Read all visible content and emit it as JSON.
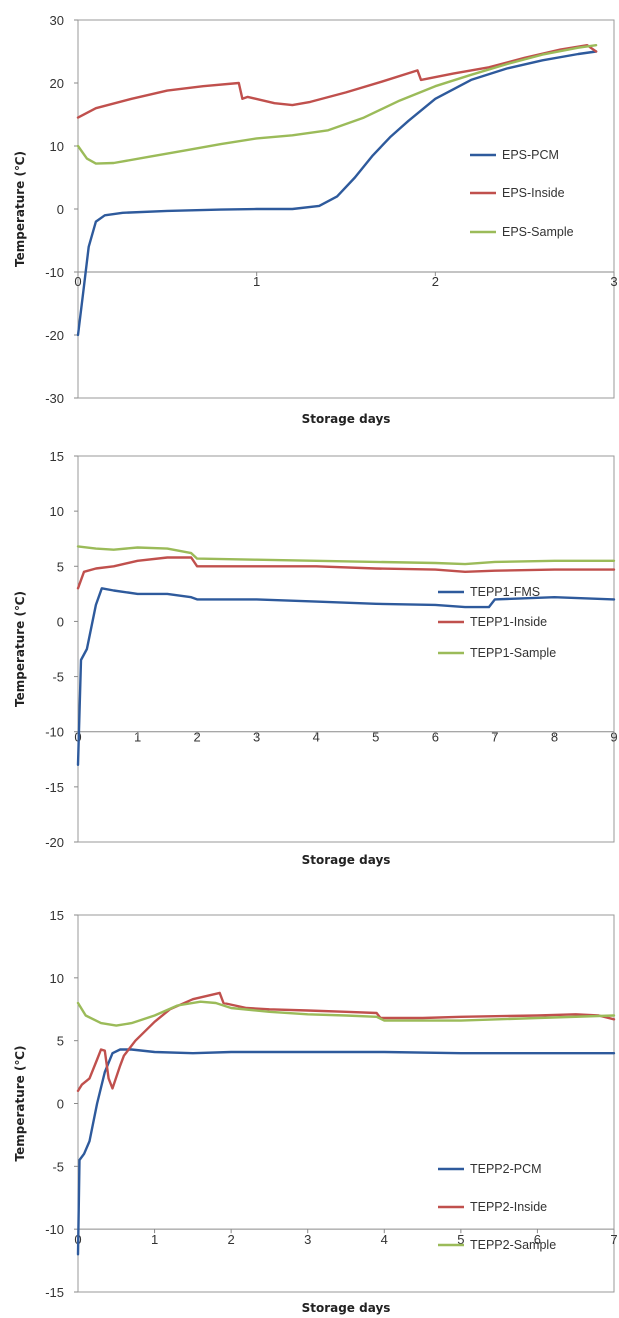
{
  "chart_data": [
    {
      "type": "line",
      "xlabel": "Storage days",
      "ylabel": "Temperature (℃)",
      "xlim": [
        0,
        3
      ],
      "ylim": [
        -30,
        30
      ],
      "xticks": [
        "0",
        "1",
        "2",
        "3"
      ],
      "yticks": [
        "-30",
        "-20",
        "-10",
        "0",
        "10",
        "20",
        "30"
      ],
      "x_axis_crosses_at": -10,
      "grid": false,
      "legend": "right",
      "series": [
        {
          "name": "EPS-PCM",
          "color": "#2E5A9C",
          "x": [
            0,
            0.03,
            0.06,
            0.1,
            0.15,
            0.25,
            0.5,
            0.8,
            1.0,
            1.2,
            1.35,
            1.45,
            1.55,
            1.65,
            1.75,
            1.85,
            2.0,
            2.2,
            2.4,
            2.6,
            2.8,
            2.9
          ],
          "y": [
            -20,
            -13,
            -6,
            -2,
            -1,
            -0.6,
            -0.3,
            -0.1,
            0,
            0,
            0.5,
            2,
            5,
            8.5,
            11.5,
            14,
            17.5,
            20.5,
            22.3,
            23.6,
            24.6,
            25
          ]
        },
        {
          "name": "EPS-Inside",
          "color": "#C0504D",
          "x": [
            0,
            0.1,
            0.3,
            0.5,
            0.7,
            0.9,
            0.92,
            0.95,
            1.1,
            1.2,
            1.3,
            1.5,
            1.7,
            1.9,
            1.92,
            2.1,
            2.3,
            2.5,
            2.7,
            2.85,
            2.9
          ],
          "y": [
            14.5,
            16,
            17.5,
            18.8,
            19.5,
            20,
            17.5,
            17.8,
            16.8,
            16.5,
            17,
            18.5,
            20.2,
            22,
            20.5,
            21.5,
            22.5,
            24,
            25.3,
            26,
            25
          ]
        },
        {
          "name": "EPS-Sample",
          "color": "#9BBB59",
          "x": [
            0,
            0.05,
            0.1,
            0.2,
            0.4,
            0.6,
            0.8,
            1.0,
            1.2,
            1.4,
            1.6,
            1.8,
            2.0,
            2.2,
            2.4,
            2.6,
            2.8,
            2.9
          ],
          "y": [
            10,
            8,
            7.2,
            7.3,
            8.3,
            9.3,
            10.3,
            11.2,
            11.7,
            12.5,
            14.5,
            17.2,
            19.5,
            21.3,
            23,
            24.5,
            25.6,
            26
          ]
        }
      ]
    },
    {
      "type": "line",
      "xlabel": "Storage days",
      "ylabel": "Temperature (℃)",
      "xlim": [
        0,
        9
      ],
      "ylim": [
        -20,
        15
      ],
      "xticks": [
        "0",
        "1",
        "2",
        "3",
        "4",
        "5",
        "6",
        "7",
        "8",
        "9"
      ],
      "yticks": [
        "-20",
        "-15",
        "-10",
        "-5",
        "0",
        "5",
        "10",
        "15"
      ],
      "x_axis_crosses_at": -10,
      "grid": false,
      "legend": "bottom-right",
      "series": [
        {
          "name": "TEPP1-FMS",
          "color": "#2E5A9C",
          "x": [
            0,
            0.05,
            0.15,
            0.3,
            0.4,
            0.6,
            1.0,
            1.5,
            1.9,
            2.0,
            3.0,
            4.0,
            5.0,
            6.0,
            6.5,
            6.9,
            7.0,
            8.0,
            9.0
          ],
          "y": [
            -13,
            -3.5,
            -2.5,
            1.5,
            3,
            2.8,
            2.5,
            2.5,
            2.2,
            2.0,
            2.0,
            1.8,
            1.6,
            1.5,
            1.3,
            1.3,
            2.0,
            2.2,
            2.0
          ]
        },
        {
          "name": "TEPP1-Inside",
          "color": "#C0504D",
          "x": [
            0,
            0.1,
            0.3,
            0.6,
            1.0,
            1.5,
            1.9,
            2.0,
            3.0,
            4.0,
            5.0,
            6.0,
            6.5,
            7.0,
            8.0,
            9.0
          ],
          "y": [
            3,
            4.5,
            4.8,
            5.0,
            5.5,
            5.8,
            5.8,
            5.0,
            5.0,
            5.0,
            4.8,
            4.7,
            4.5,
            4.6,
            4.7,
            4.7
          ]
        },
        {
          "name": "TEPP1-Sample",
          "color": "#9BBB59",
          "x": [
            0,
            0.3,
            0.6,
            1.0,
            1.5,
            1.9,
            2.0,
            3.0,
            4.0,
            5.0,
            6.0,
            6.5,
            7.0,
            8.0,
            9.0
          ],
          "y": [
            6.8,
            6.6,
            6.5,
            6.7,
            6.6,
            6.2,
            5.7,
            5.6,
            5.5,
            5.4,
            5.3,
            5.2,
            5.4,
            5.5,
            5.5
          ]
        }
      ]
    },
    {
      "type": "line",
      "xlabel": "Storage days",
      "ylabel": "Temperature (℃)",
      "xlim": [
        0,
        7
      ],
      "ylim": [
        -15,
        15
      ],
      "xticks": [
        "0",
        "1",
        "2",
        "3",
        "4",
        "5",
        "6",
        "7"
      ],
      "yticks": [
        "-15",
        "-10",
        "-5",
        "0",
        "5",
        "10",
        "15"
      ],
      "x_axis_crosses_at": -10,
      "grid": false,
      "legend": "bottom-right",
      "series": [
        {
          "name": "TEPP2-PCM",
          "color": "#2E5A9C",
          "x": [
            0,
            0.02,
            0.08,
            0.15,
            0.25,
            0.35,
            0.45,
            0.55,
            0.7,
            1.0,
            1.5,
            2.0,
            3.0,
            4.0,
            5.0,
            6.0,
            6.9,
            7.0
          ],
          "y": [
            -12,
            -4.5,
            -4,
            -3,
            0,
            2.5,
            4,
            4.3,
            4.3,
            4.1,
            4.0,
            4.1,
            4.1,
            4.1,
            4.0,
            4.0,
            4.0,
            4.0
          ]
        },
        {
          "name": "TEPP2-Inside",
          "color": "#C0504D",
          "x": [
            0,
            0.05,
            0.15,
            0.25,
            0.3,
            0.35,
            0.4,
            0.45,
            0.55,
            0.6,
            0.75,
            1.0,
            1.2,
            1.5,
            1.85,
            1.9,
            2.2,
            2.5,
            3.0,
            3.5,
            3.9,
            3.95,
            4.5,
            5.0,
            6.0,
            6.5,
            6.8,
            7.0
          ],
          "y": [
            1,
            1.5,
            2,
            3.5,
            4.3,
            4.2,
            2,
            1.2,
            3,
            3.8,
            5,
            6.5,
            7.5,
            8.3,
            8.8,
            8,
            7.6,
            7.5,
            7.4,
            7.3,
            7.2,
            6.8,
            6.8,
            6.9,
            7.0,
            7.1,
            7.0,
            6.7
          ]
        },
        {
          "name": "TEPP2-Sample",
          "color": "#9BBB59",
          "x": [
            0,
            0.1,
            0.3,
            0.5,
            0.7,
            1.0,
            1.3,
            1.6,
            1.8,
            2.0,
            2.5,
            3.0,
            3.5,
            3.9,
            4.0,
            5.0,
            6.0,
            7.0
          ],
          "y": [
            8,
            7,
            6.4,
            6.2,
            6.4,
            7.0,
            7.8,
            8.1,
            8.0,
            7.6,
            7.3,
            7.1,
            7.0,
            6.9,
            6.6,
            6.6,
            6.8,
            7.0
          ]
        }
      ]
    }
  ]
}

+===+

■ **Requirement**: Transcribe the material exactly, and leave out whatever pictures it holds.

■ **Response**:
Read all visible content and emit it as JSON.
{
  "chart_data": [
    {
      "type": "line",
      "xlabel": "Storage days",
      "ylabel": "Temperature (℃)",
      "xlim": [
        0,
        3
      ],
      "ylim": [
        -30,
        30
      ],
      "xticks": [
        "0",
        "1",
        "2",
        "3"
      ],
      "yticks": [
        "-30",
        "-20",
        "-10",
        "0",
        "10",
        "20",
        "30"
      ],
      "x_axis_crosses_at": -10,
      "grid": false,
      "legend": "right",
      "series": [
        {
          "name": "EPS-PCM",
          "color": "#2E5A9C",
          "x": [
            0,
            0.03,
            0.06,
            0.1,
            0.15,
            0.25,
            0.5,
            0.8,
            1.0,
            1.2,
            1.35,
            1.45,
            1.55,
            1.65,
            1.75,
            1.85,
            2.0,
            2.2,
            2.4,
            2.6,
            2.8,
            2.9
          ],
          "y": [
            -20,
            -13,
            -6,
            -2,
            -1,
            -0.6,
            -0.3,
            -0.1,
            0,
            0,
            0.5,
            2,
            5,
            8.5,
            11.5,
            14,
            17.5,
            20.5,
            22.3,
            23.6,
            24.6,
            25
          ]
        },
        {
          "name": "EPS-Inside",
          "color": "#C0504D",
          "x": [
            0,
            0.1,
            0.3,
            0.5,
            0.7,
            0.9,
            0.92,
            0.95,
            1.1,
            1.2,
            1.3,
            1.5,
            1.7,
            1.9,
            1.92,
            2.1,
            2.3,
            2.5,
            2.7,
            2.85,
            2.9
          ],
          "y": [
            14.5,
            16,
            17.5,
            18.8,
            19.5,
            20,
            17.5,
            17.8,
            16.8,
            16.5,
            17,
            18.5,
            20.2,
            22,
            20.5,
            21.5,
            22.5,
            24,
            25.3,
            26,
            25
          ]
        },
        {
          "name": "EPS-Sample",
          "color": "#9BBB59",
          "x": [
            0,
            0.05,
            0.1,
            0.2,
            0.4,
            0.6,
            0.8,
            1.0,
            1.2,
            1.4,
            1.6,
            1.8,
            2.0,
            2.2,
            2.4,
            2.6,
            2.8,
            2.9
          ],
          "y": [
            10,
            8,
            7.2,
            7.3,
            8.3,
            9.3,
            10.3,
            11.2,
            11.7,
            12.5,
            14.5,
            17.2,
            19.5,
            21.3,
            23,
            24.5,
            25.6,
            26
          ]
        }
      ]
    },
    {
      "type": "line",
      "xlabel": "Storage days",
      "ylabel": "Temperature (℃)",
      "xlim": [
        0,
        9
      ],
      "ylim": [
        -20,
        15
      ],
      "xticks": [
        "0",
        "1",
        "2",
        "3",
        "4",
        "5",
        "6",
        "7",
        "8",
        "9"
      ],
      "yticks": [
        "-20",
        "-15",
        "-10",
        "-5",
        "0",
        "5",
        "10",
        "15"
      ],
      "x_axis_crosses_at": -10,
      "grid": false,
      "legend": "bottom-right",
      "series": [
        {
          "name": "TEPP1-FMS",
          "color": "#2E5A9C",
          "x": [
            0,
            0.05,
            0.15,
            0.3,
            0.4,
            0.6,
            1.0,
            1.5,
            1.9,
            2.0,
            3.0,
            4.0,
            5.0,
            6.0,
            6.5,
            6.9,
            7.0,
            8.0,
            9.0
          ],
          "y": [
            -13,
            -3.5,
            -2.5,
            1.5,
            3,
            2.8,
            2.5,
            2.5,
            2.2,
            2.0,
            2.0,
            1.8,
            1.6,
            1.5,
            1.3,
            1.3,
            2.0,
            2.2,
            2.0
          ]
        },
        {
          "name": "TEPP1-Inside",
          "color": "#C0504D",
          "x": [
            0,
            0.1,
            0.3,
            0.6,
            1.0,
            1.5,
            1.9,
            2.0,
            3.0,
            4.0,
            5.0,
            6.0,
            6.5,
            7.0,
            8.0,
            9.0
          ],
          "y": [
            3,
            4.5,
            4.8,
            5.0,
            5.5,
            5.8,
            5.8,
            5.0,
            5.0,
            5.0,
            4.8,
            4.7,
            4.5,
            4.6,
            4.7,
            4.7
          ]
        },
        {
          "name": "TEPP1-Sample",
          "color": "#9BBB59",
          "x": [
            0,
            0.3,
            0.6,
            1.0,
            1.5,
            1.9,
            2.0,
            3.0,
            4.0,
            5.0,
            6.0,
            6.5,
            7.0,
            8.0,
            9.0
          ],
          "y": [
            6.8,
            6.6,
            6.5,
            6.7,
            6.6,
            6.2,
            5.7,
            5.6,
            5.5,
            5.4,
            5.3,
            5.2,
            5.4,
            5.5,
            5.5
          ]
        }
      ]
    },
    {
      "type": "line",
      "xlabel": "Storage days",
      "ylabel": "Temperature (℃)",
      "xlim": [
        0,
        7
      ],
      "ylim": [
        -15,
        15
      ],
      "xticks": [
        "0",
        "1",
        "2",
        "3",
        "4",
        "5",
        "6",
        "7"
      ],
      "yticks": [
        "-15",
        "-10",
        "-5",
        "0",
        "5",
        "10",
        "15"
      ],
      "x_axis_crosses_at": -10,
      "grid": false,
      "legend": "bottom-right",
      "series": [
        {
          "name": "TEPP2-PCM",
          "color": "#2E5A9C",
          "x": [
            0,
            0.02,
            0.08,
            0.15,
            0.25,
            0.35,
            0.45,
            0.55,
            0.7,
            1.0,
            1.5,
            2.0,
            3.0,
            4.0,
            5.0,
            6.0,
            6.9,
            7.0
          ],
          "y": [
            -12,
            -4.5,
            -4,
            -3,
            0,
            2.5,
            4,
            4.3,
            4.3,
            4.1,
            4.0,
            4.1,
            4.1,
            4.1,
            4.0,
            4.0,
            4.0,
            4.0
          ]
        },
        {
          "name": "TEPP2-Inside",
          "color": "#C0504D",
          "x": [
            0,
            0.05,
            0.15,
            0.25,
            0.3,
            0.35,
            0.4,
            0.45,
            0.55,
            0.6,
            0.75,
            1.0,
            1.2,
            1.5,
            1.85,
            1.9,
            2.2,
            2.5,
            3.0,
            3.5,
            3.9,
            3.95,
            4.5,
            5.0,
            6.0,
            6.5,
            6.8,
            7.0
          ],
          "y": [
            1,
            1.5,
            2,
            3.5,
            4.3,
            4.2,
            2,
            1.2,
            3,
            3.8,
            5,
            6.5,
            7.5,
            8.3,
            8.8,
            8,
            7.6,
            7.5,
            7.4,
            7.3,
            7.2,
            6.8,
            6.8,
            6.9,
            7.0,
            7.1,
            7.0,
            6.7
          ]
        },
        {
          "name": "TEPP2-Sample",
          "color": "#9BBB59",
          "x": [
            0,
            0.1,
            0.3,
            0.5,
            0.7,
            1.0,
            1.3,
            1.6,
            1.8,
            2.0,
            2.5,
            3.0,
            3.5,
            3.9,
            4.0,
            5.0,
            6.0,
            7.0
          ],
          "y": [
            8,
            7,
            6.4,
            6.2,
            6.4,
            7.0,
            7.8,
            8.1,
            8.0,
            7.6,
            7.3,
            7.1,
            7.0,
            6.9,
            6.6,
            6.6,
            6.8,
            7.0
          ]
        }
      ]
    }
  ]
}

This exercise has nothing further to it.